<<<<
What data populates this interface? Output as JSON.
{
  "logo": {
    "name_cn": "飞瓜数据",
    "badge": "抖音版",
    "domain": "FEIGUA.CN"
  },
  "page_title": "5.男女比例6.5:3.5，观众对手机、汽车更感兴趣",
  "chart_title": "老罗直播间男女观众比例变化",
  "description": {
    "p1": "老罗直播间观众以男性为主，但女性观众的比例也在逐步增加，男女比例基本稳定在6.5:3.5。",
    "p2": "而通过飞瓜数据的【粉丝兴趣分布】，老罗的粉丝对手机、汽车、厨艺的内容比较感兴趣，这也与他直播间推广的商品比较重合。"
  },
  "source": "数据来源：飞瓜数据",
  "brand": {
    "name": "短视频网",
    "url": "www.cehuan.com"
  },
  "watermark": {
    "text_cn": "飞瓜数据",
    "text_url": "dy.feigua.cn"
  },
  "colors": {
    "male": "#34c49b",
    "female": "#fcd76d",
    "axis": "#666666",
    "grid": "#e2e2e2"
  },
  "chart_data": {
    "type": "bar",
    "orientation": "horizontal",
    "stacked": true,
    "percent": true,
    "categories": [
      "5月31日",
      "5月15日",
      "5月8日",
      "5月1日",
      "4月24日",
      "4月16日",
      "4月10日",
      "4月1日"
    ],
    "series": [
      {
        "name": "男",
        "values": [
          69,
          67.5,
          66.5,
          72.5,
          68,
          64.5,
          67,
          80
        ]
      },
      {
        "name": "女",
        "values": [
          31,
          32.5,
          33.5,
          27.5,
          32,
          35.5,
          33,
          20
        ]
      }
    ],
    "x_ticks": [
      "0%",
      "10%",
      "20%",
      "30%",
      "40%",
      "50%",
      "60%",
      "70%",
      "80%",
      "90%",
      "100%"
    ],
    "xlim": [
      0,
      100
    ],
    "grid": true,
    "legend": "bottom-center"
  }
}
>>>>
## WHAT YOU SHOULD DO
Above are some records; extract every one of them exactly.

## EXERCISE ANSWER
What data populates this interface? Output as JSON.
{
  "logo": {
    "name_cn": "飞瓜数据",
    "badge": "抖音版",
    "domain": "FEIGUA.CN"
  },
  "page_title": "5.男女比例6.5:3.5，观众对手机、汽车更感兴趣",
  "chart_title": "老罗直播间男女观众比例变化",
  "description": {
    "p1": "老罗直播间观众以男性为主，但女性观众的比例也在逐步增加，男女比例基本稳定在6.5:3.5。",
    "p2": "而通过飞瓜数据的【粉丝兴趣分布】，老罗的粉丝对手机、汽车、厨艺的内容比较感兴趣，这也与他直播间推广的商品比较重合。"
  },
  "source": "数据来源：飞瓜数据",
  "brand": {
    "name": "短视频网",
    "url": "www.cehuan.com"
  },
  "watermark": {
    "text_cn": "飞瓜数据",
    "text_url": "dy.feigua.cn"
  },
  "colors": {
    "male": "#34c49b",
    "female": "#fcd76d",
    "axis": "#666666",
    "grid": "#e2e2e2"
  },
  "chart_data": {
    "type": "bar",
    "orientation": "horizontal",
    "stacked": true,
    "percent": true,
    "categories": [
      "5月31日",
      "5月15日",
      "5月8日",
      "5月1日",
      "4月24日",
      "4月16日",
      "4月10日",
      "4月1日"
    ],
    "series": [
      {
        "name": "男",
        "values": [
          69,
          67.5,
          66.5,
          72.5,
          68,
          64.5,
          67,
          80
        ]
      },
      {
        "name": "女",
        "values": [
          31,
          32.5,
          33.5,
          27.5,
          32,
          35.5,
          33,
          20
        ]
      }
    ],
    "x_ticks": [
      "0%",
      "10%",
      "20%",
      "30%",
      "40%",
      "50%",
      "60%",
      "70%",
      "80%",
      "90%",
      "100%"
    ],
    "xlim": [
      0,
      100
    ],
    "grid": true,
    "legend": "bottom-center"
  }
}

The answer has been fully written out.